Excerpt from a dataset
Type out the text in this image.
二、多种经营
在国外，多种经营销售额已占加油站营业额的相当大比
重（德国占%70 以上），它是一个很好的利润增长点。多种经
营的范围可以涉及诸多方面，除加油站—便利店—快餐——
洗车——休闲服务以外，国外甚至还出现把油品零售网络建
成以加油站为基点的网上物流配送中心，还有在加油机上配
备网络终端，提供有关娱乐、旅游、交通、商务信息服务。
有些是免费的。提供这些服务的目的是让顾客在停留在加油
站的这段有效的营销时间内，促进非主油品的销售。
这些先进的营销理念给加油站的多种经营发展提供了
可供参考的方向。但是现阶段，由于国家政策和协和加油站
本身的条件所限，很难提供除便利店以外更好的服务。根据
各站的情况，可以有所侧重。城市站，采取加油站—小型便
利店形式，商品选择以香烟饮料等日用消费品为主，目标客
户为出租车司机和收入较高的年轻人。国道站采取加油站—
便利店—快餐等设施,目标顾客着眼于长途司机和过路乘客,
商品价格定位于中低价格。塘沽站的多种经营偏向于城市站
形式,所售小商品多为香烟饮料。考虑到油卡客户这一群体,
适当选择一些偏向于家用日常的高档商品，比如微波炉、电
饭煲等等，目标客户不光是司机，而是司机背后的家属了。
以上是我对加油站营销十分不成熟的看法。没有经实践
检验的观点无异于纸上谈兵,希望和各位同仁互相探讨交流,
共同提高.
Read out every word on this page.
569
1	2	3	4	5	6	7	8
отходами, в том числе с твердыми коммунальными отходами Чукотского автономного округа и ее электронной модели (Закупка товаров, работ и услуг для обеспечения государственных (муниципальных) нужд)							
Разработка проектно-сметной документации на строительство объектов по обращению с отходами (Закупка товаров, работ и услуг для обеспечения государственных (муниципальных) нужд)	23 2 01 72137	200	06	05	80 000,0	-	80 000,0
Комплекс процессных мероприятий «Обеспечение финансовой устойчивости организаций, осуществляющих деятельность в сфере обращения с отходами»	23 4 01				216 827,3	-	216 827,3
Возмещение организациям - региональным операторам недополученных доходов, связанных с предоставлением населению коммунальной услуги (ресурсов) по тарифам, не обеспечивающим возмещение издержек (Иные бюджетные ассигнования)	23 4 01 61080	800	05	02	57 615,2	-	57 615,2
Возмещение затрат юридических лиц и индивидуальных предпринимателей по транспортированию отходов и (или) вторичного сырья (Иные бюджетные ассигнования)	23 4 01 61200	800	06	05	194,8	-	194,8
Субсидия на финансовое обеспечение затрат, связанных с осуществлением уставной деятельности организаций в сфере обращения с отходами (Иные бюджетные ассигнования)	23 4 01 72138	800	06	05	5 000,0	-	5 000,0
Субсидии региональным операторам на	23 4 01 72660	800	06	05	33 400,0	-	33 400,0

*WHAT THE TASK ASKS*
Pick out every line above that contains the word "this" and copy it.

*EXERCISE ANSWER*
Type out the text in this image.
Read out every word on this page.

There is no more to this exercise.